▶ To be done: Below are some entries. Copy each line that holds the string "управления".

[Stored dataset items]
---+---

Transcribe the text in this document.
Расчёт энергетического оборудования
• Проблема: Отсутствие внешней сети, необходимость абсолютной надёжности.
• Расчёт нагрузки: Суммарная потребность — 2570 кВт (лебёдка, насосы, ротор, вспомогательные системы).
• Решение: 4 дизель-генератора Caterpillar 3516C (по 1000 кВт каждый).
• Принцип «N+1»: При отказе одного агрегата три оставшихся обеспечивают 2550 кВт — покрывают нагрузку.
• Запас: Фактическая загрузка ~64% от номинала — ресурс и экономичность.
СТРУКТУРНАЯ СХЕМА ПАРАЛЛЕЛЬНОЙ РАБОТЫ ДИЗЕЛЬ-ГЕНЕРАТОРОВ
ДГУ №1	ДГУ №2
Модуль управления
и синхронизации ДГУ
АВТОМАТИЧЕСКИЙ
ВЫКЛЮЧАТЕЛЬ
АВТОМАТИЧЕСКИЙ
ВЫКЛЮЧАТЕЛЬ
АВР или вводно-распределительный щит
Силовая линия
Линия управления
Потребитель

---+---

▶ Result of this exercise:
Модуль управления
Линия управления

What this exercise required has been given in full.